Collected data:
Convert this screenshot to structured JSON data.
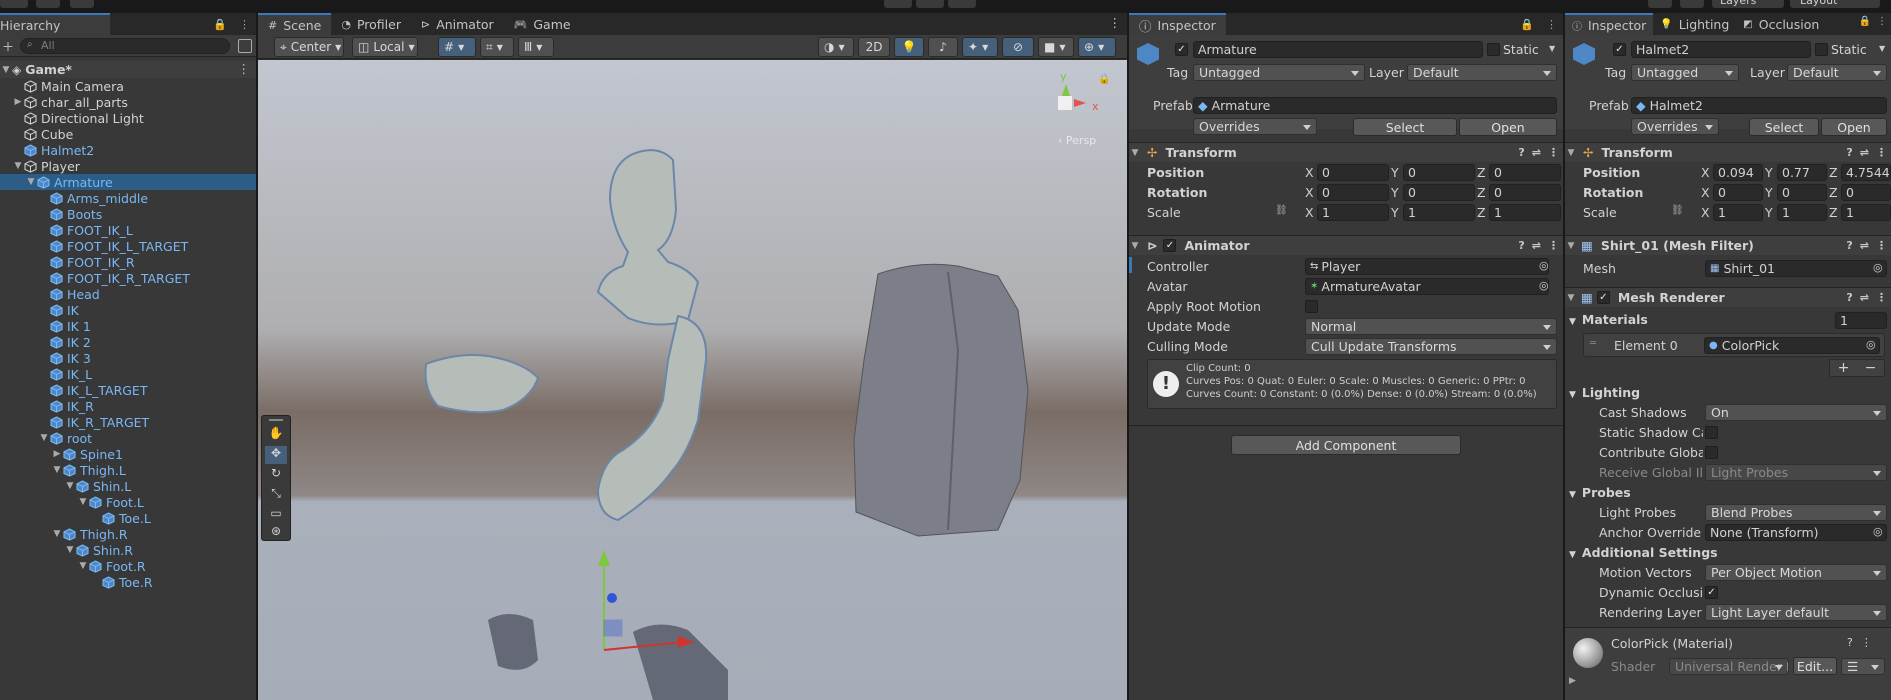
{
  "topbar": {
    "left_title": "",
    "play_controls": [
      "play-icon",
      "pause-icon",
      "step-icon"
    ],
    "layers_label": "Layers",
    "layout_label": "Layout"
  },
  "hierarchy": {
    "tab_label": "Hierarchy",
    "search_placeholder": "All",
    "scene_name": "Game*",
    "items": [
      {
        "label": "Main Camera",
        "depth": 1,
        "arrow": "",
        "prefab": false
      },
      {
        "label": "char_all_parts",
        "depth": 1,
        "arrow": "right",
        "prefab": false
      },
      {
        "label": "Directional Light",
        "depth": 1,
        "arrow": "",
        "prefab": false
      },
      {
        "label": "Cube",
        "depth": 1,
        "arrow": "",
        "prefab": false
      },
      {
        "label": "Halmet2",
        "depth": 1,
        "arrow": "",
        "prefab": true
      },
      {
        "label": "Player",
        "depth": 1,
        "arrow": "down",
        "prefab": false
      },
      {
        "label": "Armature",
        "depth": 2,
        "arrow": "down",
        "prefab": true,
        "selected": true
      },
      {
        "label": "Arms_middle",
        "depth": 3,
        "arrow": "",
        "prefab": true
      },
      {
        "label": "Boots",
        "depth": 3,
        "arrow": "",
        "prefab": true
      },
      {
        "label": "FOOT_IK_L",
        "depth": 3,
        "arrow": "",
        "prefab": true
      },
      {
        "label": "FOOT_IK_L_TARGET",
        "depth": 3,
        "arrow": "",
        "prefab": true
      },
      {
        "label": "FOOT_IK_R",
        "depth": 3,
        "arrow": "",
        "prefab": true
      },
      {
        "label": "FOOT_IK_R_TARGET",
        "depth": 3,
        "arrow": "",
        "prefab": true
      },
      {
        "label": "Head",
        "depth": 3,
        "arrow": "",
        "prefab": true
      },
      {
        "label": "IK",
        "depth": 3,
        "arrow": "",
        "prefab": true
      },
      {
        "label": "IK 1",
        "depth": 3,
        "arrow": "",
        "prefab": true
      },
      {
        "label": "IK 2",
        "depth": 3,
        "arrow": "",
        "prefab": true
      },
      {
        "label": "IK 3",
        "depth": 3,
        "arrow": "",
        "prefab": true
      },
      {
        "label": "IK_L",
        "depth": 3,
        "arrow": "",
        "prefab": true
      },
      {
        "label": "IK_L_TARGET",
        "depth": 3,
        "arrow": "",
        "prefab": true
      },
      {
        "label": "IK_R",
        "depth": 3,
        "arrow": "",
        "prefab": true
      },
      {
        "label": "IK_R_TARGET",
        "depth": 3,
        "arrow": "",
        "prefab": true
      },
      {
        "label": "root",
        "depth": 3,
        "arrow": "down",
        "prefab": true
      },
      {
        "label": "Spine1",
        "depth": 4,
        "arrow": "right",
        "prefab": true
      },
      {
        "label": "Thigh.L",
        "depth": 4,
        "arrow": "down",
        "prefab": true
      },
      {
        "label": "Shin.L",
        "depth": 5,
        "arrow": "down",
        "prefab": true
      },
      {
        "label": "Foot.L",
        "depth": 6,
        "arrow": "down",
        "prefab": true
      },
      {
        "label": "Toe.L",
        "depth": 7,
        "arrow": "",
        "prefab": true
      },
      {
        "label": "Thigh.R",
        "depth": 4,
        "arrow": "down",
        "prefab": true
      },
      {
        "label": "Shin.R",
        "depth": 5,
        "arrow": "down",
        "prefab": true
      },
      {
        "label": "Foot.R",
        "depth": 6,
        "arrow": "down",
        "prefab": true
      },
      {
        "label": "Toe.R",
        "depth": 7,
        "arrow": "",
        "prefab": true
      }
    ]
  },
  "scene": {
    "tabs": [
      {
        "label": "Scene",
        "icon": "grid-icon",
        "active": true
      },
      {
        "label": "Profiler",
        "icon": "profiler-icon",
        "active": false
      },
      {
        "label": "Animator",
        "icon": "animator-icon",
        "active": false
      },
      {
        "label": "Game",
        "icon": "gamepad-icon",
        "active": false
      }
    ],
    "pivot_label": "Center",
    "space_label": "Local",
    "mode_2d": "2D",
    "persp_label": "Persp",
    "gizmo_axes": [
      "y",
      "x"
    ]
  },
  "inspector1": {
    "tab_label": "Inspector",
    "object_name": "Armature",
    "static_label": "Static",
    "tag_label": "Tag",
    "tag_value": "Untagged",
    "layer_label": "Layer",
    "layer_value": "Default",
    "prefab_label": "Prefab",
    "prefab_value": "Armature",
    "overrides_label": "Overrides",
    "select_label": "Select",
    "open_label": "Open",
    "transform_title": "Transform",
    "position_label": "Position",
    "rotation_label": "Rotation",
    "scale_label": "Scale",
    "position": [
      "0",
      "0",
      "0"
    ],
    "rotation": [
      "0",
      "0",
      "0"
    ],
    "scale": [
      "1",
      "1",
      "1"
    ],
    "axis": [
      "X",
      "Y",
      "Z"
    ],
    "animator_title": "Animator",
    "controller_label": "Controller",
    "controller_value": "Player",
    "avatar_label": "Avatar",
    "avatar_value": "ArmatureAvatar",
    "apply_root_label": "Apply Root Motion",
    "update_mode_label": "Update Mode",
    "update_mode_value": "Normal",
    "culling_mode_label": "Culling Mode",
    "culling_mode_value": "Cull Update Transforms",
    "info_lines": [
      "Clip Count: 0",
      "Curves Pos: 0 Quat: 0 Euler: 0 Scale: 0 Muscles: 0 Generic: 0 PPtr: 0",
      "Curves Count: 0 Constant: 0 (0.0%) Dense: 0 (0.0%) Stream: 0 (0.0%)"
    ],
    "add_component_label": "Add Component"
  },
  "inspector2": {
    "tabs": [
      {
        "label": "Inspector",
        "icon": "info-icon"
      },
      {
        "label": "Lighting",
        "icon": "bulb-icon"
      },
      {
        "label": "Occlusion",
        "icon": "occlusion-icon"
      }
    ],
    "object_name": "Halmet2",
    "static_label": "Static",
    "tag_label": "Tag",
    "tag_value": "Untagged",
    "layer_label": "Layer",
    "layer_value": "Default",
    "prefab_label": "Prefab",
    "prefab_value": "Halmet2",
    "overrides_label": "Overrides",
    "select_label": "Select",
    "open_label": "Open",
    "transform_title": "Transform",
    "position_label": "Position",
    "rotation_label": "Rotation",
    "scale_label": "Scale",
    "position": [
      "0.094",
      "0.77",
      "4.7544"
    ],
    "rotation": [
      "0",
      "0",
      "0"
    ],
    "scale": [
      "1",
      "1",
      "1"
    ],
    "axis": [
      "X",
      "Y",
      "Z"
    ],
    "meshfilter_title": "Shirt_01 (Mesh Filter)",
    "mesh_label": "Mesh",
    "mesh_value": "Shirt_01",
    "renderer_title": "Mesh Renderer",
    "materials_label": "Materials",
    "materials_count": "1",
    "element0_label": "Element 0",
    "element0_value": "ColorPick",
    "plus_label": "+",
    "minus_label": "−",
    "lighting_label": "Lighting",
    "cast_shadows_label": "Cast Shadows",
    "cast_shadows_value": "On",
    "static_shadow_label": "Static Shadow Cas",
    "contribute_gi_label": "Contribute Global I",
    "receive_gi_label": "Receive Global Illu",
    "receive_gi_value": "Light Probes",
    "probes_label": "Probes",
    "light_probes_label": "Light Probes",
    "light_probes_value": "Blend Probes",
    "anchor_override_label": "Anchor Override",
    "anchor_override_value": "None (Transform)",
    "additional_label": "Additional Settings",
    "motion_vectors_label": "Motion Vectors",
    "motion_vectors_value": "Per Object Motion",
    "dynamic_occlusion_label": "Dynamic Occlusio",
    "rendering_layer_label": "Rendering Layer M",
    "rendering_layer_value": "Light Layer default",
    "material_title": "ColorPick (Material)",
    "shader_label": "Shader",
    "shader_value": "Universal Render P",
    "edit_label": "Edit...",
    "menu_label": "☰"
  },
  "colors": {
    "accent": "#3a79bb",
    "prefab_text": "#7ab7f4",
    "selection": "#2c5d87",
    "panel": "#383838"
  }
}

[What is being asked]: Say how many lines include the word "Lighting"; reply with the number alone.

[Exercise result]: 2